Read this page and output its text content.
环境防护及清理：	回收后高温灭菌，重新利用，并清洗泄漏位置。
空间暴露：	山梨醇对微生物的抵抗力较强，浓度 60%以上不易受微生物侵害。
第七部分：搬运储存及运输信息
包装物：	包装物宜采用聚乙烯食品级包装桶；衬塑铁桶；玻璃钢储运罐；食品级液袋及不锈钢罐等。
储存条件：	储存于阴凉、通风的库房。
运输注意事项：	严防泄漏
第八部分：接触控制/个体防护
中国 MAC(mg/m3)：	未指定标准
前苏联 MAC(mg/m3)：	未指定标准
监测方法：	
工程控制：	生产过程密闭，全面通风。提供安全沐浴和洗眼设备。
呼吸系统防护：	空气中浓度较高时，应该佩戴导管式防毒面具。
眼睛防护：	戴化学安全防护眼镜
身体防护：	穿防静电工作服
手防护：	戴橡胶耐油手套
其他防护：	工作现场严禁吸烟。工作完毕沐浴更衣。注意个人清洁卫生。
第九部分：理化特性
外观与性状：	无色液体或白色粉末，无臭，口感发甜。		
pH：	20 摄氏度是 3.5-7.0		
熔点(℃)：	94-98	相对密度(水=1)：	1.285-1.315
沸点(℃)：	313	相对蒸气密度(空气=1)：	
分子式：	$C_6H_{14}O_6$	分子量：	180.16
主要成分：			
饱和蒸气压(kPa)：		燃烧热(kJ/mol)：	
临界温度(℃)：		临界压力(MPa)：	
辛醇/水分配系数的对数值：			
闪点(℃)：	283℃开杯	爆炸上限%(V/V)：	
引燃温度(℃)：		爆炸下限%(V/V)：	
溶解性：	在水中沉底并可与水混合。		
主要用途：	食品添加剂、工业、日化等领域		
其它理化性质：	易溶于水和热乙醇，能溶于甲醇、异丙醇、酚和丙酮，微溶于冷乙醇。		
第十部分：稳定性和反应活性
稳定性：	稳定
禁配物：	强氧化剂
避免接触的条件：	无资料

----

Send back all of the entries exactly, with nothing missing.

Read this page and output its text content.
环境防护及清理：	回收后高温灭菌，重新利用，并清洗泄漏位置。
空间暴露：	山梨醇对微生物的抵抗力较强，浓度 60%以上不易受微生物侵害。
第七部分：搬运储存及运输信息
包装物：	包装物宜采用聚乙烯食品级包装桶；衬塑铁桶；玻璃钢储运罐；食品级液袋及不锈钢罐等。
储存条件：	储存于阴凉、通风的库房。
运输注意事项：	严防泄漏
第八部分：接触控制/个体防护
中国 MAC(mg/m3)：	未指定标准
前苏联 MAC(mg/m3)：	未指定标准
监测方法：	
工程控制：	生产过程密闭，全面通风。提供安全沐浴和洗眼设备。
呼吸系统防护：	空气中浓度较高时，应该佩戴导管式防毒面具。
眼睛防护：	戴化学安全防护眼镜
身体防护：	穿防静电工作服
手防护：	戴橡胶耐油手套
其他防护：	工作现场严禁吸烟。工作完毕沐浴更衣。注意个人清洁卫生。
第九部分：理化特性
外观与性状：	无色液体或白色粉末，无臭，口感发甜。		
pH：	20 摄氏度是 3.5-7.0		
熔点(℃)：	94-98	相对密度(水=1)：	1.285-1.315
沸点(℃)：	313	相对蒸气密度(空气=1)：	
分子式：	$C_6H_{14}O_6$	分子量：	180.16
主要成分：			
饱和蒸气压(kPa)：		燃烧热(kJ/mol)：	
临界温度(℃)：		临界压力(MPa)：	
辛醇/水分配系数的对数值：			
闪点(℃)：	283℃开杯	爆炸上限%(V/V)：	
引燃温度(℃)：		爆炸下限%(V/V)：	
溶解性：	在水中沉底并可与水混合。		
主要用途：	食品添加剂、工业、日化等领域		
其它理化性质：	易溶于水和热乙醇，能溶于甲醇、异丙醇、酚和丙酮，微溶于冷乙醇。		
第十部分：稳定性和反应活性
稳定性：	稳定
禁配物：	强氧化剂
避免接触的条件：	无资料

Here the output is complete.